* EXERCISE GOAL: Give again the lines from the line with "Decode this image" to the last line of the records, exactly and in full. Do not carry over any pictures.

+---+

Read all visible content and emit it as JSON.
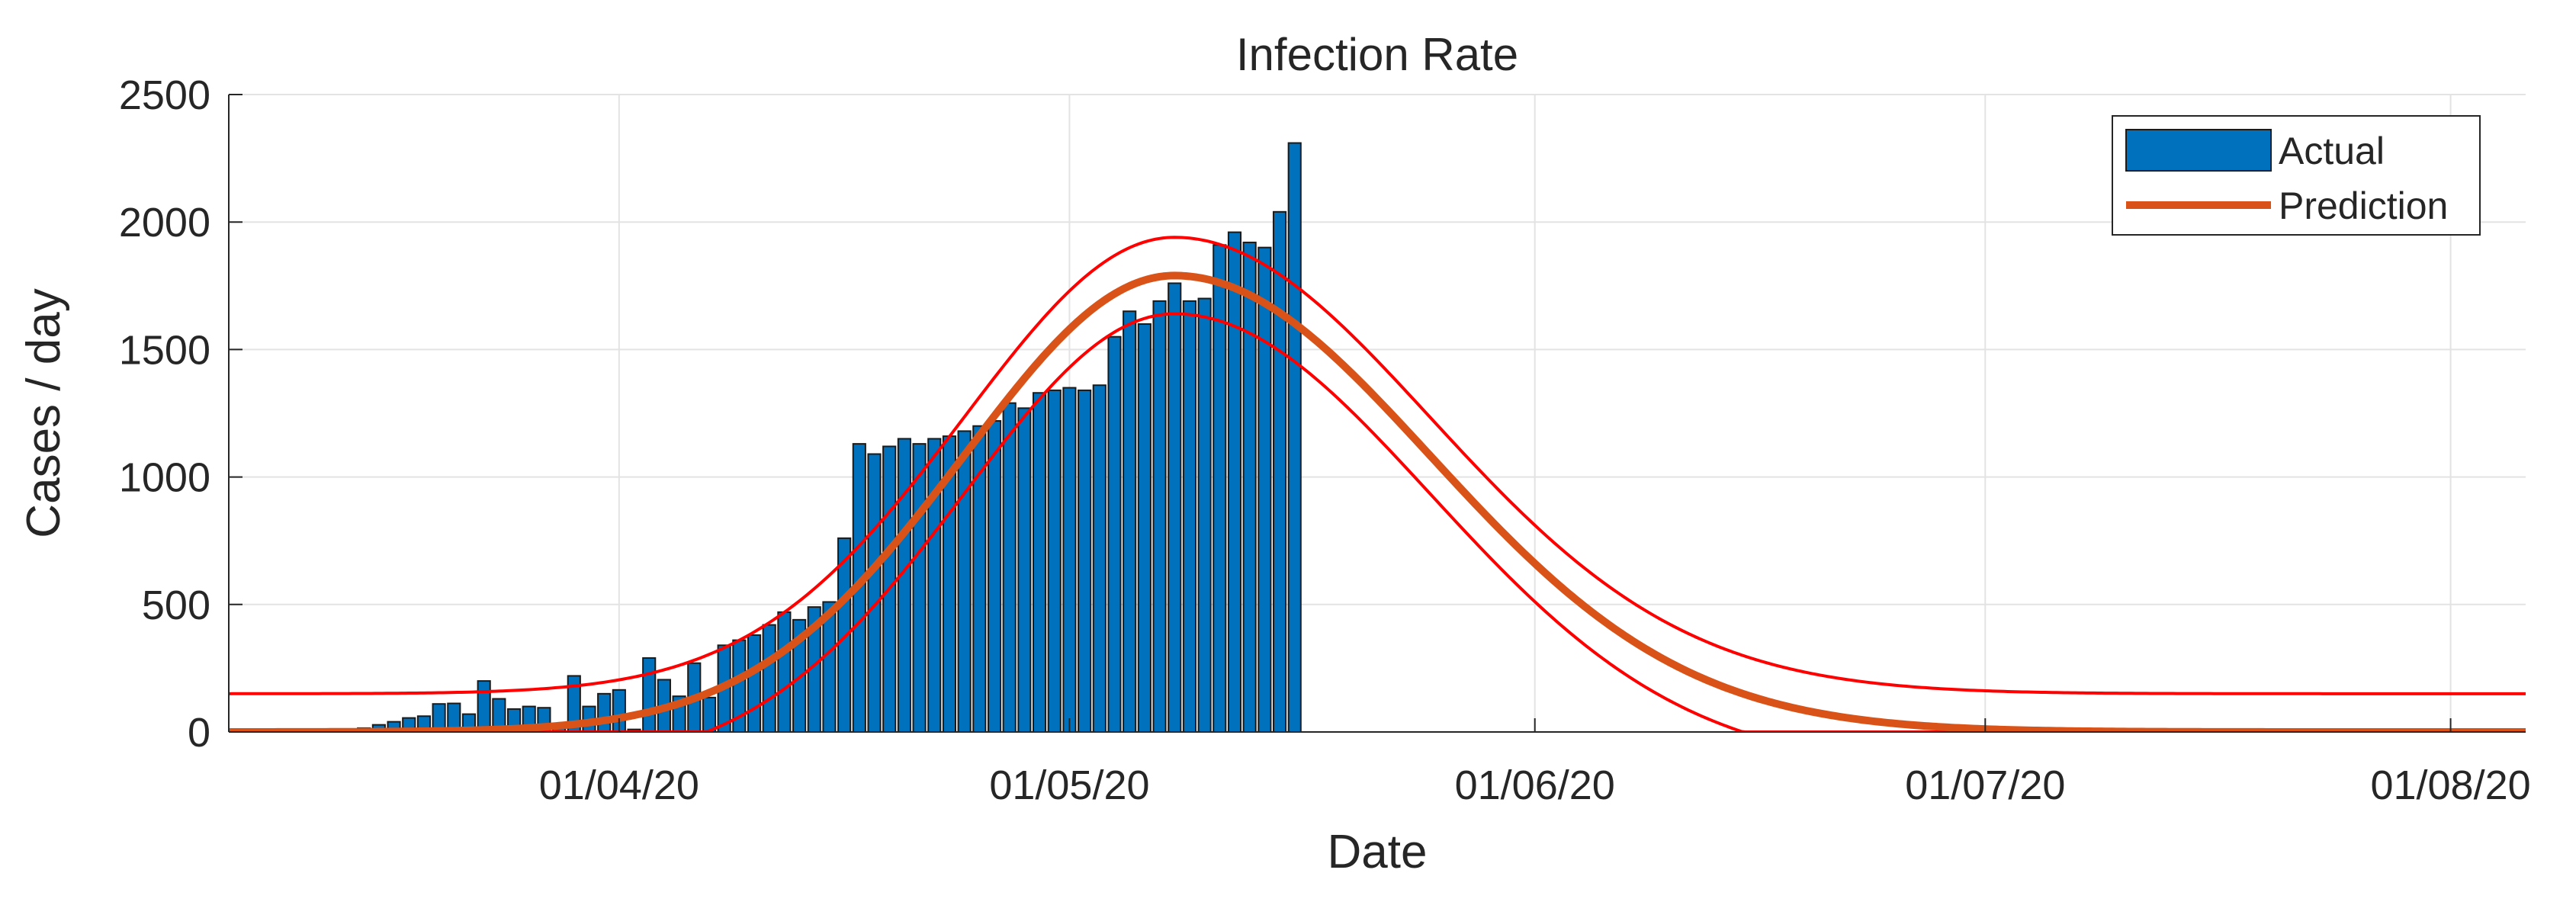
{
  "chart_data": {
    "type": "bar",
    "title": "Infection Rate",
    "xlabel": "Date",
    "ylabel": "Cases / day",
    "ylim": [
      0,
      2500
    ],
    "yticks": [
      0,
      500,
      1000,
      1500,
      2000,
      2500
    ],
    "xlim_days": [
      0,
      153
    ],
    "xticks": [
      {
        "day": 26,
        "label": "01/04/20"
      },
      {
        "day": 56,
        "label": "01/05/20"
      },
      {
        "day": 87,
        "label": "01/06/20"
      },
      {
        "day": 117,
        "label": "01/07/20"
      },
      {
        "day": 148,
        "label": "01/08/20"
      }
    ],
    "grid": true,
    "legend": {
      "position": "top-right",
      "entries": [
        "Actual",
        "Prediction"
      ]
    },
    "colors": {
      "actual": "#0072BD",
      "prediction": "#D95319",
      "bounds": "#FF0000",
      "grid": "#E3E3E3",
      "axis": "#262626"
    },
    "series": [
      {
        "name": "Actual",
        "type": "bar",
        "start_day": 5,
        "values": [
          5,
          3,
          8,
          10,
          15,
          28,
          40,
          55,
          62,
          110,
          112,
          70,
          200,
          130,
          90,
          100,
          95,
          15,
          220,
          100,
          150,
          165,
          10,
          290,
          205,
          140,
          270,
          135,
          340,
          360,
          380,
          420,
          470,
          440,
          490,
          510,
          760,
          1130,
          1090,
          1120,
          1150,
          1130,
          1150,
          1160,
          1180,
          1200,
          1220,
          1290,
          1270,
          1330,
          1340,
          1350,
          1340,
          1360,
          1550,
          1650,
          1600,
          1690,
          1760,
          1690,
          1700,
          1910,
          1960,
          1920,
          1900,
          2040,
          2310
        ]
      },
      {
        "name": "Prediction",
        "type": "line",
        "model": {
          "peak_day": 63,
          "peak_value": 1790,
          "sigma_left": 14,
          "sigma_right": 17
        },
        "bounds_offset": 150
      }
    ]
  }
}
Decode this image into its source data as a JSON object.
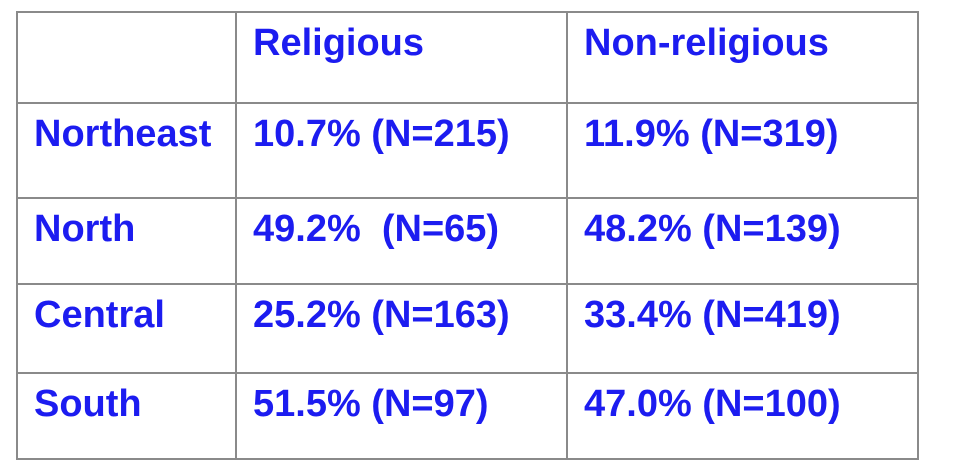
{
  "table": {
    "columns": [
      "Religious",
      "Non-religious"
    ],
    "rows": [
      {
        "label": "Northeast",
        "cells": [
          "10.7% (N=215)",
          "11.9% (N=319)"
        ]
      },
      {
        "label": "North",
        "cells": [
          "49.2%  (N=65)",
          "48.2% (N=139)"
        ]
      },
      {
        "label": "Central",
        "cells": [
          "25.2% (N=163)",
          "33.4% (N=419)"
        ]
      },
      {
        "label": "South",
        "cells": [
          "51.5% (N=97)",
          "47.0% (N=100)"
        ]
      }
    ]
  }
}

+---+

* FULL OUTPUT:
Decode this image into its source data as a JSON object.
{
  "table": {
    "columns": [
      "Religious",
      "Non-religious"
    ],
    "rows": [
      {
        "label": "Northeast",
        "cells": [
          "10.7% (N=215)",
          "11.9% (N=319)"
        ]
      },
      {
        "label": "North",
        "cells": [
          "49.2%  (N=65)",
          "48.2% (N=139)"
        ]
      },
      {
        "label": "Central",
        "cells": [
          "25.2% (N=163)",
          "33.4% (N=419)"
        ]
      },
      {
        "label": "South",
        "cells": [
          "51.5% (N=97)",
          "47.0% (N=100)"
        ]
      }
    ]
  }
}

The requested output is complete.